### What is asked
In the records below, find each line with the word "Factor" and copy it.

### Dataset extract
## START
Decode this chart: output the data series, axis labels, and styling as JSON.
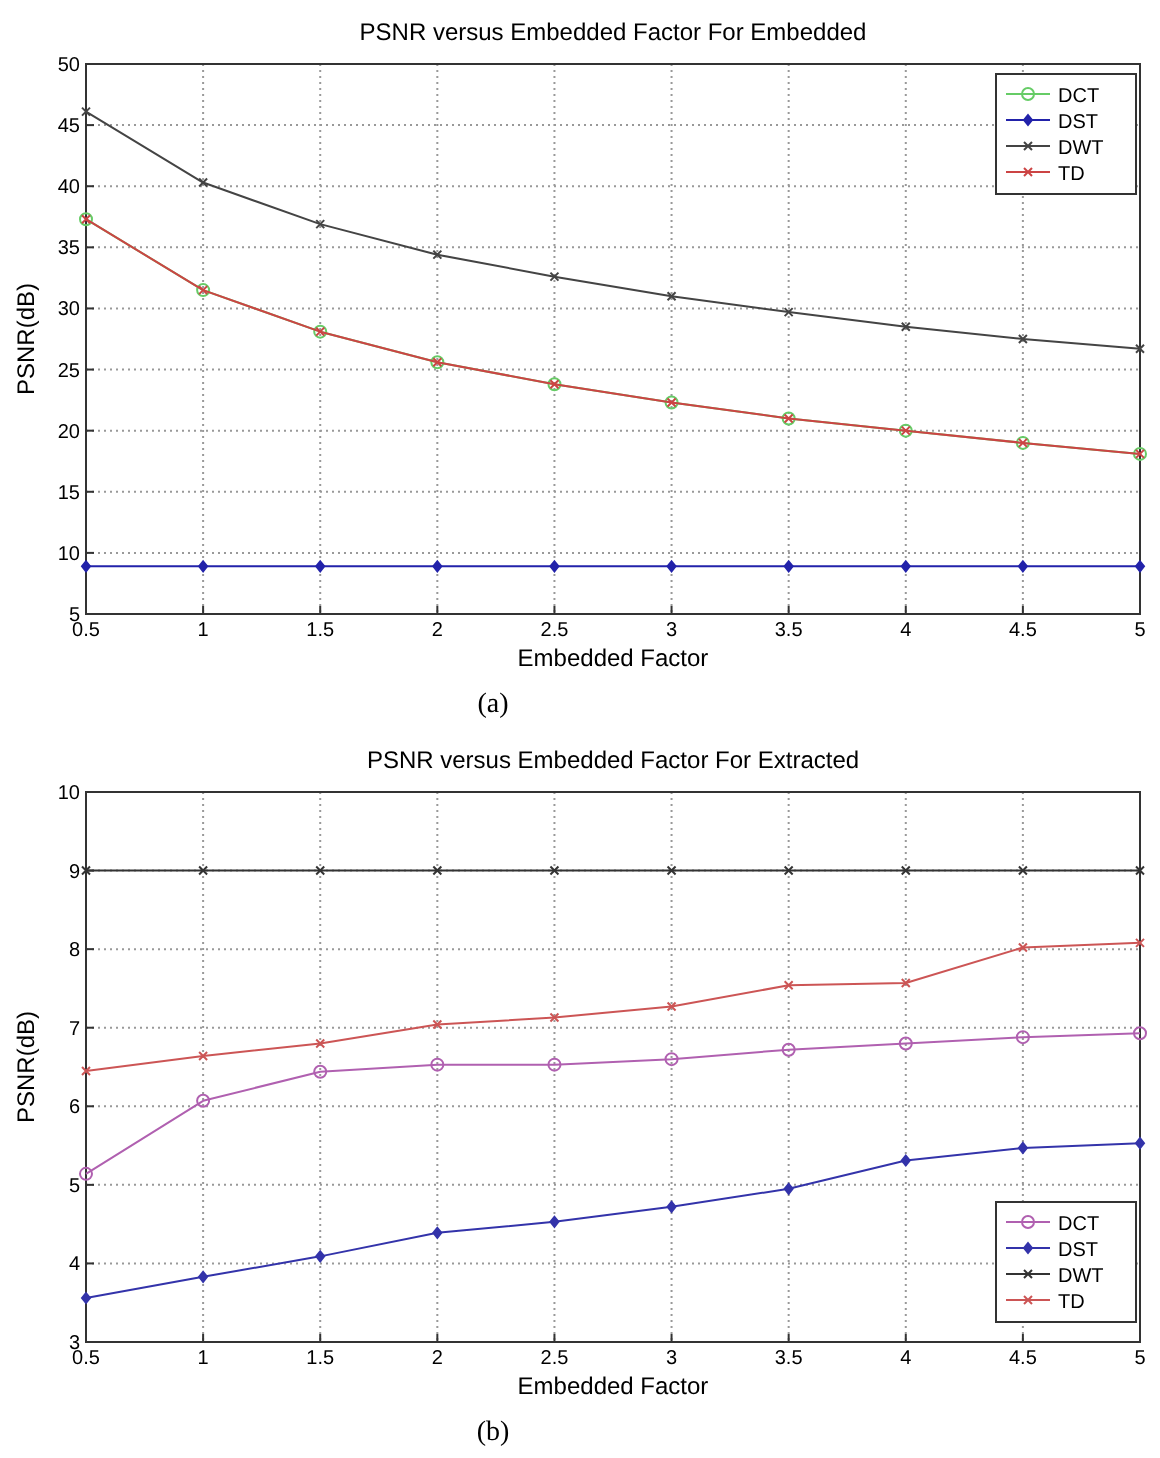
{
  "chart_data": [
    {
      "type": "line",
      "title": "PSNR versus Embedded Factor For Embedded",
      "xlabel": "Embedded Factor",
      "ylabel": "PSNR(dB)",
      "annotations": [
        "(a)"
      ],
      "x": [
        0.5,
        1,
        1.5,
        2,
        2.5,
        3,
        3.5,
        4,
        4.5,
        5
      ],
      "xlim": [
        0.5,
        5
      ],
      "xticks": [
        0.5,
        1,
        1.5,
        2,
        2.5,
        3,
        3.5,
        4,
        4.5,
        5
      ],
      "ylim": [
        5,
        50
      ],
      "yticks": [
        5,
        10,
        15,
        20,
        25,
        30,
        35,
        40,
        45,
        50
      ],
      "grid": true,
      "legend": "top right",
      "line_style": "solid",
      "series": [
        {
          "name": "DCT",
          "color": "#66cc66",
          "marker": "circle",
          "values": [
            37.3,
            31.5,
            28.1,
            25.6,
            23.8,
            22.3,
            21.0,
            20.0,
            19.0,
            18.1
          ]
        },
        {
          "name": "DST",
          "color": "#2222aa",
          "marker": "diamond",
          "values": [
            8.9,
            8.9,
            8.9,
            8.9,
            8.9,
            8.9,
            8.9,
            8.9,
            8.9,
            8.9
          ]
        },
        {
          "name": "DWT",
          "color": "#444444",
          "marker": "cross",
          "values": [
            46.1,
            40.3,
            36.9,
            34.4,
            32.6,
            31.0,
            29.7,
            28.5,
            27.5,
            26.7
          ]
        },
        {
          "name": "TD",
          "color": "#cc4444",
          "marker": "cross",
          "values": [
            37.3,
            31.5,
            28.1,
            25.6,
            23.8,
            22.3,
            21.0,
            20.0,
            19.0,
            18.1
          ]
        }
      ]
    },
    {
      "type": "line",
      "title": "PSNR versus Embedded Factor For Extracted",
      "xlabel": "Embedded Factor",
      "ylabel": "PSNR(dB)",
      "annotations": [
        "(b)"
      ],
      "x": [
        0.5,
        1,
        1.5,
        2,
        2.5,
        3,
        3.5,
        4,
        4.5,
        5
      ],
      "xlim": [
        0.5,
        5
      ],
      "xticks": [
        0.5,
        1,
        1.5,
        2,
        2.5,
        3,
        3.5,
        4,
        4.5,
        5
      ],
      "ylim": [
        3,
        10
      ],
      "yticks": [
        3,
        4,
        5,
        6,
        7,
        8,
        9,
        10
      ],
      "grid": true,
      "legend": "bottom right",
      "line_style": "solid",
      "series": [
        {
          "name": "DCT",
          "color": "#b060b0",
          "marker": "circle",
          "values": [
            5.14,
            6.07,
            6.44,
            6.53,
            6.53,
            6.6,
            6.72,
            6.8,
            6.88,
            6.93
          ]
        },
        {
          "name": "DST",
          "color": "#3333aa",
          "marker": "diamond",
          "values": [
            3.56,
            3.83,
            4.09,
            4.39,
            4.53,
            4.72,
            4.95,
            5.31,
            5.47,
            5.53
          ]
        },
        {
          "name": "DWT",
          "color": "#333333",
          "marker": "cross",
          "values": [
            9,
            9,
            9,
            9,
            9,
            9,
            9,
            9,
            9,
            9
          ]
        },
        {
          "name": "TD",
          "color": "#cc5555",
          "marker": "cross",
          "values": [
            6.45,
            6.64,
            6.8,
            7.04,
            7.13,
            7.27,
            7.54,
            7.57,
            8.02,
            8.08
          ]
        }
      ]
    }
  ]
}
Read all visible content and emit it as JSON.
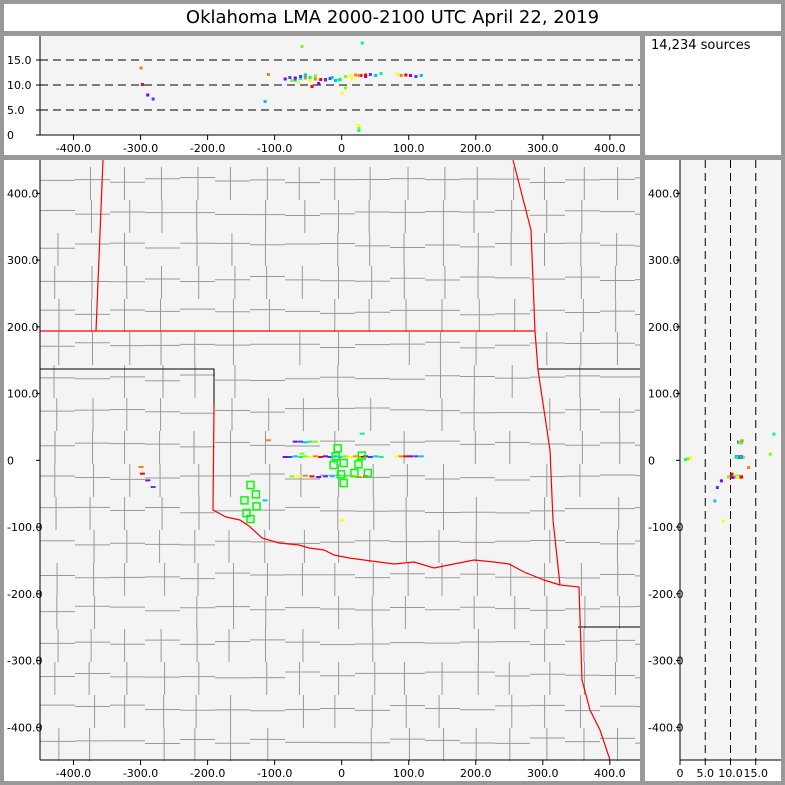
## END
### Task output
      "title": "PSNR versus Embedded Factor For Embedded",
      "xlabel": "Embedded Factor",
      "title": "PSNR versus Embedded Factor For Extracted",
      "xlabel": "Embedded Factor",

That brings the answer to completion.